SET PROBLEM :: Go through the lines below. Copy those with "Output".

· · ·

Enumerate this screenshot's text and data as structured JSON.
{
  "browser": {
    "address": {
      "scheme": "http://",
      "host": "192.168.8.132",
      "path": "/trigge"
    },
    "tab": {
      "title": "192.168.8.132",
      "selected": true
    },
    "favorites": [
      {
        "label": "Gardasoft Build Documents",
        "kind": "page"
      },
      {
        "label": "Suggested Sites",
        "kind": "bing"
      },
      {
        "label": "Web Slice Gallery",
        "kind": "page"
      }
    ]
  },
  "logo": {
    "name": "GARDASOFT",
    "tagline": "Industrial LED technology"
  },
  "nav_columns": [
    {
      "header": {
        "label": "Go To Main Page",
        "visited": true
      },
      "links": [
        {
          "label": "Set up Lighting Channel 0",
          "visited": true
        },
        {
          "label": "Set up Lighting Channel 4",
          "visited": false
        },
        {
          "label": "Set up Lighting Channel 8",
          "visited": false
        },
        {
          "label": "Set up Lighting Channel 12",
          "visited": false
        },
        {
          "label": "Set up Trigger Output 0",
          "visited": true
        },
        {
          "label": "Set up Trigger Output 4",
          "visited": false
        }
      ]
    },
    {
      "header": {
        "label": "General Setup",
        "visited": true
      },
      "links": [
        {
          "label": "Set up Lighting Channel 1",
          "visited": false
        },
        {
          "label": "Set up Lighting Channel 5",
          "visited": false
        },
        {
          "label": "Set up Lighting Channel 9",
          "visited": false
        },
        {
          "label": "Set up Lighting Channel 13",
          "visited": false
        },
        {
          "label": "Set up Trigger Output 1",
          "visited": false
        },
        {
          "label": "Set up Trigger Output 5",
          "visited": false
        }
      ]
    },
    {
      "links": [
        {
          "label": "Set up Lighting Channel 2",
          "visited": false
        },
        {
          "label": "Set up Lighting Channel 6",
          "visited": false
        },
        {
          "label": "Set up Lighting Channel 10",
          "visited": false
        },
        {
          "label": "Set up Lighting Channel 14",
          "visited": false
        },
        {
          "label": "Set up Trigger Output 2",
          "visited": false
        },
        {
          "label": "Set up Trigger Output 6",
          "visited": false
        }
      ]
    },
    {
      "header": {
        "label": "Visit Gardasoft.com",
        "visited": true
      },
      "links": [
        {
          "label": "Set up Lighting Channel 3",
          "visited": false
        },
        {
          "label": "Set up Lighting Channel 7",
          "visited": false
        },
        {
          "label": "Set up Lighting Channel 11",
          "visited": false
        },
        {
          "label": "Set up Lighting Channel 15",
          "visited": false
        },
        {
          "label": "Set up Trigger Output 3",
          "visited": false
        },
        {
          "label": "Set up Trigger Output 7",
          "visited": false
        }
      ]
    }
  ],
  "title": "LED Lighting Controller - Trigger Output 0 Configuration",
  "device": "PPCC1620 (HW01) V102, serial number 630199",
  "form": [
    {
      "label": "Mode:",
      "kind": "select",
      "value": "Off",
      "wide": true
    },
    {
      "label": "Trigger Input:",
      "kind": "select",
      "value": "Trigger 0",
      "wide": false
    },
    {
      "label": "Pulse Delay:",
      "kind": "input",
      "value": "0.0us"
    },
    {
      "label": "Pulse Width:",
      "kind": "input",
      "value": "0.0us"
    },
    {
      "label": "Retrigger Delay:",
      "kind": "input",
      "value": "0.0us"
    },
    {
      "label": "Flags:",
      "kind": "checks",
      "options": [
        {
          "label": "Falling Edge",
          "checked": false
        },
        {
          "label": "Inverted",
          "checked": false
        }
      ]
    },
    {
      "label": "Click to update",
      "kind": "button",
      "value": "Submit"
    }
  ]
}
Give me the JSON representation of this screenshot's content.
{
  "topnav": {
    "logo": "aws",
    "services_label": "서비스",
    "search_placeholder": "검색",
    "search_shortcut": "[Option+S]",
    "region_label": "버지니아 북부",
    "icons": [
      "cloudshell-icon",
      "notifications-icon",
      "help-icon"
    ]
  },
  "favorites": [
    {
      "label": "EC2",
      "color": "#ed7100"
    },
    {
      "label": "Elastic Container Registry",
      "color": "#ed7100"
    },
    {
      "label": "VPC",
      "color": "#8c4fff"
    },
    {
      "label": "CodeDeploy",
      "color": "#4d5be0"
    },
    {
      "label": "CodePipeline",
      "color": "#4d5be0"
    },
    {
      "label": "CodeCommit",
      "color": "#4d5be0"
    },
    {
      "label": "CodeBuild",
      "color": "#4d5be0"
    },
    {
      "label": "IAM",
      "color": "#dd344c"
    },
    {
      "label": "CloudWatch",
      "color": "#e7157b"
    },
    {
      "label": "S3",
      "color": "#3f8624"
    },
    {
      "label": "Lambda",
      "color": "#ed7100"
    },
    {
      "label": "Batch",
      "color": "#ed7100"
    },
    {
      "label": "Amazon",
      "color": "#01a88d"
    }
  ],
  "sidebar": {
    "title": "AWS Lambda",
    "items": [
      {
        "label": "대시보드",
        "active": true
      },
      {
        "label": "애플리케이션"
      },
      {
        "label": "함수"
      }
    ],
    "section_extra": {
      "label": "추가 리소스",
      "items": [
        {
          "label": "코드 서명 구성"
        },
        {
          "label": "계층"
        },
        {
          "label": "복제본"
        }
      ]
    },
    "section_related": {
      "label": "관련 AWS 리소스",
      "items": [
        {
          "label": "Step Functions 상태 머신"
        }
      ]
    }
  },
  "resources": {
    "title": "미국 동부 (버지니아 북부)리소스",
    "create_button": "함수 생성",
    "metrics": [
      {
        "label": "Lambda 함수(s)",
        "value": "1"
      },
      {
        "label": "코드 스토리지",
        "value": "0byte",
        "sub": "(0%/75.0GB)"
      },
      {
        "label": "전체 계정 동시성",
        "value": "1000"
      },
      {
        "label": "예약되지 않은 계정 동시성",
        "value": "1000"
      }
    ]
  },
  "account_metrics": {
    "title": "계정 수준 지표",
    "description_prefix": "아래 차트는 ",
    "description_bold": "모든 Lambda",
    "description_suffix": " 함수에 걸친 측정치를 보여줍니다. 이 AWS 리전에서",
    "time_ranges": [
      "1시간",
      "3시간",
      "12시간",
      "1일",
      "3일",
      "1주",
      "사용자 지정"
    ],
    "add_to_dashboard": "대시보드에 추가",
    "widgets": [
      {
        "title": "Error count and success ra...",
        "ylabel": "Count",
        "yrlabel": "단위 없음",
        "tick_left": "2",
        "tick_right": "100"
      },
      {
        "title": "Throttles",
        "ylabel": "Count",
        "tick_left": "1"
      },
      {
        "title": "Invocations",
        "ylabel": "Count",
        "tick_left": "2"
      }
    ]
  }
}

· · ·

FULL ANSWER ::
          "label": "Set up Trigger Output 0",
          "label": "Set up Trigger Output 4",
          "label": "Set up Trigger Output 1",
          "label": "Set up Trigger Output 5",
          "label": "Set up Trigger Output 2",
          "label": "Set up Trigger Output 6",
          "label": "Set up Trigger Output 3",
          "label": "Set up Trigger Output 7",
  "title": "LED Lighting Controller - Trigger Output 0 Configuration",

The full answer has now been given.